Set exercise: Restate all of the data exactly.

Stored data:
───

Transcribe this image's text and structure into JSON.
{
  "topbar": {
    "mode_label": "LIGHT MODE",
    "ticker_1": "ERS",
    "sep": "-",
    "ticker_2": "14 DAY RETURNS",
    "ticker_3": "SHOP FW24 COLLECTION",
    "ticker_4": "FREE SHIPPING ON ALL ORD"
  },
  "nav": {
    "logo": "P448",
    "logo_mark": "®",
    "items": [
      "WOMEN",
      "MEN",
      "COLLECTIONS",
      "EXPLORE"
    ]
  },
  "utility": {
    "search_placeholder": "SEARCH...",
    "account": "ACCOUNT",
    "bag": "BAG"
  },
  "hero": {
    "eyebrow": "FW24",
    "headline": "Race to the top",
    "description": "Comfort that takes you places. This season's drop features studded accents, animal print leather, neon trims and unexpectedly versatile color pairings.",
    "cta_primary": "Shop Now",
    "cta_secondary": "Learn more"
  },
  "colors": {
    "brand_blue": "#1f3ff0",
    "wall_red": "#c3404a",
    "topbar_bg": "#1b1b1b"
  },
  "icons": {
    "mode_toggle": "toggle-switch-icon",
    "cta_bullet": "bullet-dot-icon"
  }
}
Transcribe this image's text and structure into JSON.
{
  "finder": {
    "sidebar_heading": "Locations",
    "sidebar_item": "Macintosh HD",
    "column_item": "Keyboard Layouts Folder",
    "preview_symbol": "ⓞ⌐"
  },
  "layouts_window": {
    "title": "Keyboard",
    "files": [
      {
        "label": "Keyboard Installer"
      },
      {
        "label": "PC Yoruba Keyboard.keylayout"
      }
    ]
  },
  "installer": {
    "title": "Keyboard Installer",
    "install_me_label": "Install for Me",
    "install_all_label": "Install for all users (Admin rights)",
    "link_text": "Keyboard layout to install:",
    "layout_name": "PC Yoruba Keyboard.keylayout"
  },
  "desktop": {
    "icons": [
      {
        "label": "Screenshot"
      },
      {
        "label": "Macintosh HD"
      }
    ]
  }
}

───

Answer to the task:
Transcribe this image's text and structure into JSON.
{
  "topbar": {
    "mode_label": "LIGHT MODE",
    "ticker_1": "ERS",
    "sep": "-",
    "ticker_2": "14 DAY RETURNS",
    "ticker_3": "SHOP FW24 COLLECTION",
    "ticker_4": "FREE SHIPPING ON ALL ORD"
  },
  "nav": {
    "logo": "P448",
    "logo_mark": "®",
    "items": [
      "WOMEN",
      "MEN",
      "COLLECTIONS",
      "EXPLORE"
    ]
  },
  "utility": {
    "search_placeholder": "SEARCH...",
    "account": "ACCOUNT",
    "bag": "BAG"
  },
  "hero": {
    "eyebrow": "FW24",
    "headline": "Race to the top",
    "description": "Comfort that takes you places. This season's drop features studded accents, animal print leather, neon trims and unexpectedly versatile color pairings.",
    "cta_primary": "Shop Now",
    "cta_secondary": "Learn more"
  },
  "colors": {
    "brand_blue": "#1f3ff0",
    "wall_red": "#c3404a",
    "topbar_bg": "#1b1b1b"
  },
  "icons": {
    "mode_toggle": "toggle-switch-icon",
    "cta_bullet": "bullet-dot-icon"
  }
}
Transcribe this image's text and structure into JSON.
{
  "finder": {
    "sidebar_heading": "Locations",
    "sidebar_item": "Macintosh HD",
    "column_item": "Keyboard Layouts Folder",
    "preview_symbol": "ⓞ⌐"
  },
  "layouts_window": {
    "title": "Keyboard",
    "files": [
      {
        "label": "Keyboard Installer"
      },
      {
        "label": "PC Yoruba Keyboard.keylayout"
      }
    ]
  },
  "installer": {
    "title": "Keyboard Installer",
    "install_me_label": "Install for Me",
    "install_all_label": "Install for all users (Admin rights)",
    "link_text": "Keyboard layout to install:",
    "layout_name": "PC Yoruba Keyboard.keylayout"
  },
  "desktop": {
    "icons": [
      {
        "label": "Screenshot"
      },
      {
        "label": "Macintosh HD"
      }
    ]
  }
}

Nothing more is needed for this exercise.